EXERCISE DETAILS:
Work through the data line by line, gathering every line that has the word "case".

....................

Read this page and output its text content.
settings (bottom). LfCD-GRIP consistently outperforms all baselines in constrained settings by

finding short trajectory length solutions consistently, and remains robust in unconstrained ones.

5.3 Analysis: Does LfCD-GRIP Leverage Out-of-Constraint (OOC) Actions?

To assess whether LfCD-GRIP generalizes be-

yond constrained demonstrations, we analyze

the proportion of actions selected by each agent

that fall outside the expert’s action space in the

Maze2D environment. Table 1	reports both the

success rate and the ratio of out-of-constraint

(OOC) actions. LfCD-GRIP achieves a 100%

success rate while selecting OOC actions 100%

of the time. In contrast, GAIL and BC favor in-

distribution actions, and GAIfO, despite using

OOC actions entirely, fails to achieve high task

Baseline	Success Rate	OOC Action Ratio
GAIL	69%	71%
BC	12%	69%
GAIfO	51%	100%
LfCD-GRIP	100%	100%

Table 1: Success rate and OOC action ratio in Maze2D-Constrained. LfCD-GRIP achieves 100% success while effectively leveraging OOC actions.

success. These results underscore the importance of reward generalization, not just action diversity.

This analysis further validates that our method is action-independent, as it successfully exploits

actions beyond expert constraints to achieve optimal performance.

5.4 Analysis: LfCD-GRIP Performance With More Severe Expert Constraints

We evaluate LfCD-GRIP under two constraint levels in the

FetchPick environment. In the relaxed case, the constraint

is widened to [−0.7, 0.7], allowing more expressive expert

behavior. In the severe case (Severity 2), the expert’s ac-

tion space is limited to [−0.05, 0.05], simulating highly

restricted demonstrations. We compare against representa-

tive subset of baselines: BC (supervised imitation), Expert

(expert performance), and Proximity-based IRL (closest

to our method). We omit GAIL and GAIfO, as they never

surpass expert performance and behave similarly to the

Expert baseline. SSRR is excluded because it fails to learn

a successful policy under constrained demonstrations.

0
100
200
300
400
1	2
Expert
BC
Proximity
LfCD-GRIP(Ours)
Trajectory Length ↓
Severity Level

....................

THE SOLUTION:
FetchPick environment. In the relaxed case, the constraint
behavior. In the severe case (Severity 2), the expert’s ac-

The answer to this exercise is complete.